- [Supplied passage]:
- Opening Delimiter -

The USDA Is Scrapping Terrible, Nonsense GMO Rules

The USDA Is Scrapping Terrible, Nonsense GMO Rules

In January, as the Obama era was winding down, both the US Food and Drug Administration and the US Department of Agriculture quietly snuck through proposed regulations set to substantially overhaul the regulation of genetically engineered organisms for the first time in 30 years – and create drastic roadblocks to the development and commercialisation of genetically engineered foods.

Image: Getty

Scientists railed against the regulations as anti-science. Now the USDA has announced that it is withdrawing its proposed rules.

During a comment period after proposing the rules, the agency said that it received 203 comments from growers, scientists, consumer safety groups, industry, and even a separate federal agency.

“Some thought that our criteria for designating GE [genetically engineered] organisms as regulated organisms were too expansive, potentially resulting in our regulating a wider range of GE organisms than necessary and thereby increasing, rather than reducing, the regulatory burden for the biotechnology industry,” the agency’s acting director of Animal and Plant Health Inspection Service wrote in an official document. “Other commenters, however, thought that certain exemptions and exclusions contained in the proposed rule would effectively narrow the scope of our regulatory authority over GE organisms and increase the risk of the unintended presence of GE crops in organic and other non-GE crops.”

- Closing Delimiter -

- [Data section]:
- Opening Delimiter -

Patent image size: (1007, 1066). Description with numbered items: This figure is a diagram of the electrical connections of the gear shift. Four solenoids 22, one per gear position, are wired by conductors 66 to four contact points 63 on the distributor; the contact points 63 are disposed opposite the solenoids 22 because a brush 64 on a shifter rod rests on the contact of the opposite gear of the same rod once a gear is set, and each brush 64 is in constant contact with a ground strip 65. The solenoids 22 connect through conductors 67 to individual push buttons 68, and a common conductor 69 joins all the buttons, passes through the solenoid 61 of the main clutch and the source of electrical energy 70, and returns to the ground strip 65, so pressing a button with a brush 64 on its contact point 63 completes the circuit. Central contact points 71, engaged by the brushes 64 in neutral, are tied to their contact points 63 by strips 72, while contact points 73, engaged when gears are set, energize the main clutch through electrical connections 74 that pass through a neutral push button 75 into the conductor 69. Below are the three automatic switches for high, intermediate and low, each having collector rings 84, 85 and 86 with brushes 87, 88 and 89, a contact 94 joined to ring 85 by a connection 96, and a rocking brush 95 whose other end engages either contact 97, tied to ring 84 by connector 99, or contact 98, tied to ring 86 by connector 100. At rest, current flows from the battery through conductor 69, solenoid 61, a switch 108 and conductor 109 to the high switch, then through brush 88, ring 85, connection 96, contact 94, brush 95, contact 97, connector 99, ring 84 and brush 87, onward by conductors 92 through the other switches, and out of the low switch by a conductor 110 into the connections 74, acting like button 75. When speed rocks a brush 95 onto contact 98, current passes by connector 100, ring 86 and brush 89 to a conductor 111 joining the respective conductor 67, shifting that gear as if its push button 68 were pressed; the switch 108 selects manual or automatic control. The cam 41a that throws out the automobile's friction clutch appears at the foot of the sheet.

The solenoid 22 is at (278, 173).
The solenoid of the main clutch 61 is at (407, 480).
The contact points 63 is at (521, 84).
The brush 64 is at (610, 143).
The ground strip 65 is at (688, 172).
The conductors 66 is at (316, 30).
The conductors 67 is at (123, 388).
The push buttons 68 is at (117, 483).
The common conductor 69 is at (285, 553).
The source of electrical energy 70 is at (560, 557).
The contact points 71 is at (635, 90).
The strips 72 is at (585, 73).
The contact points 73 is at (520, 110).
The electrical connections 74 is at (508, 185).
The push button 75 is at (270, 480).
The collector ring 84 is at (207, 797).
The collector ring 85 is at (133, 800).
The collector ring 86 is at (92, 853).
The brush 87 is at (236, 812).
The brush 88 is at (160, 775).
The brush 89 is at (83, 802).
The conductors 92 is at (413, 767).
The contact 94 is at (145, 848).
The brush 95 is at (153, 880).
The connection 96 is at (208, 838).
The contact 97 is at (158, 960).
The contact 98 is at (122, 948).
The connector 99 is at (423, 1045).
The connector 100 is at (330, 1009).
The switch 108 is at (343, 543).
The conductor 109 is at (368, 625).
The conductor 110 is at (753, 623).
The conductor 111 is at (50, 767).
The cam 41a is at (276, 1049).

- Closing Delimiter -

- [Your tasks]:
• a. From the article on the USDA's GMO rules, list the groups that the agency says sent comments on its proposed rules.
• b. According to the article on the USDA's GMO rules, how many comments did the agency receive during the comment period?
• c. Resume the article on the USDA's GMO rules after its last sentence.

- [Answers by item]:
• a. Growers, scientists, consumer safety groups, industry, and a separate federal agency.

• b. 203 comments.

• c.
The outcry came because the FDA and USDA each sough to regulate genetically engineered animals and plants, respectively, based on wildly different criteria from one another, and each policy with its own individual set of problems. The USDA suggested that it would only regulate plants with genes from pests or noxious weeds. The FDA, meanwhile, sought to create strict regulatory hurdles for any genetically modified animal.

In both cases, critics complained that the basis for regulation was unscientific.

“Both the solutions proposed in the United States have the potential to err, albeit in opposite directions,” an editorial in the journal Nature concluded. “Regulating all gene-edited animals may make little sense for a change that merely reproduces a DNA sequence found in nature, or that could be recreated by using chemicals to randomly mutate DNA. Conversely, waving through many edited crops could under-regulate some with the potential to alter agricultural ecosystems. For example, a herbicide-tolerant plant could lead to changes in spraying that generate herbicide-resistant weeds.”

In a rare moment of bureaucratic common sense, the USDA has now decided to go back to the drawing board. For now, an April 2016 decision to not regulate gene-edited crops unless they contain “plant pests” such as viruses or bacteria will stand.

The FDA, meanwhile, has made no announcement on whether it plans to move forward with its own troublesome rules after the public comment period ended.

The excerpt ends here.